__WHAT TO PRODUCE__
Quote the whole listing exactly. Leave the pictures out of your copy.

__SUPPLIED MATERIAL__

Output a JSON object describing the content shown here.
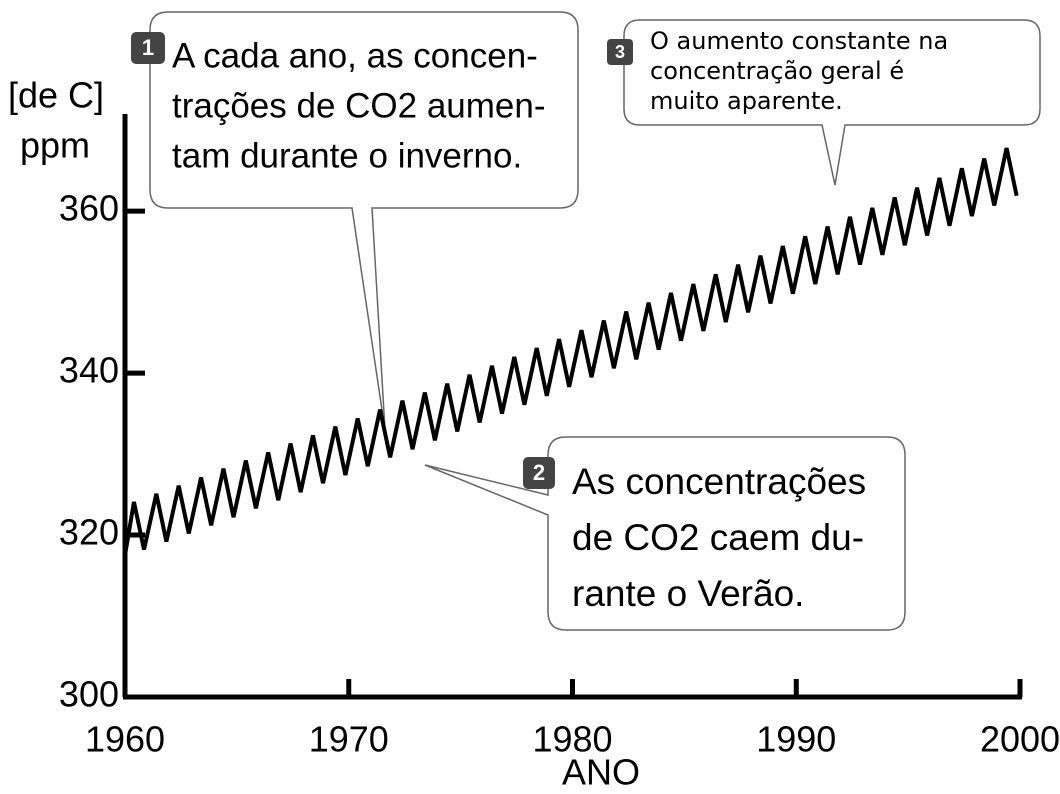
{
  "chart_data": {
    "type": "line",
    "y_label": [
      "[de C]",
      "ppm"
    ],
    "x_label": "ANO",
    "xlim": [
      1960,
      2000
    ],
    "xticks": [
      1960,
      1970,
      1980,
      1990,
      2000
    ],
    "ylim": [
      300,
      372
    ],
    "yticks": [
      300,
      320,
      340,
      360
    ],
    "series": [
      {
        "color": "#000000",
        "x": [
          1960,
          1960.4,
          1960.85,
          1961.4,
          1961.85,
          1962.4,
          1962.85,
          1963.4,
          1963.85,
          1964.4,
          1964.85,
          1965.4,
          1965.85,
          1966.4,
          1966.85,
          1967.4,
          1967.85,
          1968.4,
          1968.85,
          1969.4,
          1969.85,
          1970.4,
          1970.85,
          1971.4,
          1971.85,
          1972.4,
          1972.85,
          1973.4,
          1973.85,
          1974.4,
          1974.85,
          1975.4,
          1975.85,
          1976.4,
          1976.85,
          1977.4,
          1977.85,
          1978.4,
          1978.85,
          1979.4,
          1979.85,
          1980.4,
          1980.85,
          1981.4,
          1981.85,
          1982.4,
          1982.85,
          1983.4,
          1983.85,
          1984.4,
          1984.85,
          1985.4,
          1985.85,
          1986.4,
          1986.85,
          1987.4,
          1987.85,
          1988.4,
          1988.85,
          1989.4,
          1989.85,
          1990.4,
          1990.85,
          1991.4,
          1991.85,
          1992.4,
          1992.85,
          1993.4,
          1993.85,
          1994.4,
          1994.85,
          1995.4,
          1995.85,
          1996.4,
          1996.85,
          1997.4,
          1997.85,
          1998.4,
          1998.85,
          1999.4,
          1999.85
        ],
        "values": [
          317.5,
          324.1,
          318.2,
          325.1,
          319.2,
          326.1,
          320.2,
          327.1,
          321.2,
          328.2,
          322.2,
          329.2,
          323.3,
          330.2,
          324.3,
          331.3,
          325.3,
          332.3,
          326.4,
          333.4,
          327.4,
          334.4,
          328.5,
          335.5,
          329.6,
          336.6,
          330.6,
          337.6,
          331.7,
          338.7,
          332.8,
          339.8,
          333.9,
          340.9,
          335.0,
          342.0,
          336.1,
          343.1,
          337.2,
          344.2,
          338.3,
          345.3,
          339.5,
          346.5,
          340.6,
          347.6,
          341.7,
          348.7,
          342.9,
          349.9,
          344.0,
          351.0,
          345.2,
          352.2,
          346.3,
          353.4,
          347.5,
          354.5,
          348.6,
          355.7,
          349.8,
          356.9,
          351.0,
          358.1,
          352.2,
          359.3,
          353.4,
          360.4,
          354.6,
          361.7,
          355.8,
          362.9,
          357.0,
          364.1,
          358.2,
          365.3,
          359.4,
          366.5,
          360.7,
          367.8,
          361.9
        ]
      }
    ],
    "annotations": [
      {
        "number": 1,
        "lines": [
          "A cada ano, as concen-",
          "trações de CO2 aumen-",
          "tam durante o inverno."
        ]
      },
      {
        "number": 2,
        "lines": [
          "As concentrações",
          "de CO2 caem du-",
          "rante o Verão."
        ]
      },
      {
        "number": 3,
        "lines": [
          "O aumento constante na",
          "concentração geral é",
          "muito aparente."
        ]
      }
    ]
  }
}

__REPLY__
Output a JSON object describing the content shown here.
{
  "chart_data": {
    "type": "line",
    "y_label": [
      "[de C]",
      "ppm"
    ],
    "x_label": "ANO",
    "xlim": [
      1960,
      2000
    ],
    "xticks": [
      1960,
      1970,
      1980,
      1990,
      2000
    ],
    "ylim": [
      300,
      372
    ],
    "yticks": [
      300,
      320,
      340,
      360
    ],
    "series": [
      {
        "color": "#000000",
        "x": [
          1960,
          1960.4,
          1960.85,
          1961.4,
          1961.85,
          1962.4,
          1962.85,
          1963.4,
          1963.85,
          1964.4,
          1964.85,
          1965.4,
          1965.85,
          1966.4,
          1966.85,
          1967.4,
          1967.85,
          1968.4,
          1968.85,
          1969.4,
          1969.85,
          1970.4,
          1970.85,
          1971.4,
          1971.85,
          1972.4,
          1972.85,
          1973.4,
          1973.85,
          1974.4,
          1974.85,
          1975.4,
          1975.85,
          1976.4,
          1976.85,
          1977.4,
          1977.85,
          1978.4,
          1978.85,
          1979.4,
          1979.85,
          1980.4,
          1980.85,
          1981.4,
          1981.85,
          1982.4,
          1982.85,
          1983.4,
          1983.85,
          1984.4,
          1984.85,
          1985.4,
          1985.85,
          1986.4,
          1986.85,
          1987.4,
          1987.85,
          1988.4,
          1988.85,
          1989.4,
          1989.85,
          1990.4,
          1990.85,
          1991.4,
          1991.85,
          1992.4,
          1992.85,
          1993.4,
          1993.85,
          1994.4,
          1994.85,
          1995.4,
          1995.85,
          1996.4,
          1996.85,
          1997.4,
          1997.85,
          1998.4,
          1998.85,
          1999.4,
          1999.85
        ],
        "values": [
          317.5,
          324.1,
          318.2,
          325.1,
          319.2,
          326.1,
          320.2,
          327.1,
          321.2,
          328.2,
          322.2,
          329.2,
          323.3,
          330.2,
          324.3,
          331.3,
          325.3,
          332.3,
          326.4,
          333.4,
          327.4,
          334.4,
          328.5,
          335.5,
          329.6,
          336.6,
          330.6,
          337.6,
          331.7,
          338.7,
          332.8,
          339.8,
          333.9,
          340.9,
          335.0,
          342.0,
          336.1,
          343.1,
          337.2,
          344.2,
          338.3,
          345.3,
          339.5,
          346.5,
          340.6,
          347.6,
          341.7,
          348.7,
          342.9,
          349.9,
          344.0,
          351.0,
          345.2,
          352.2,
          346.3,
          353.4,
          347.5,
          354.5,
          348.6,
          355.7,
          349.8,
          356.9,
          351.0,
          358.1,
          352.2,
          359.3,
          353.4,
          360.4,
          354.6,
          361.7,
          355.8,
          362.9,
          357.0,
          364.1,
          358.2,
          365.3,
          359.4,
          366.5,
          360.7,
          367.8,
          361.9
        ]
      }
    ],
    "annotations": [
      {
        "number": 1,
        "lines": [
          "A cada ano, as concen-",
          "trações de CO2 aumen-",
          "tam durante o inverno."
        ]
      },
      {
        "number": 2,
        "lines": [
          "As concentrações",
          "de CO2 caem du-",
          "rante o Verão."
        ]
      },
      {
        "number": 3,
        "lines": [
          "O aumento constante na",
          "concentração geral é",
          "muito aparente."
        ]
      }
    ]
  }
}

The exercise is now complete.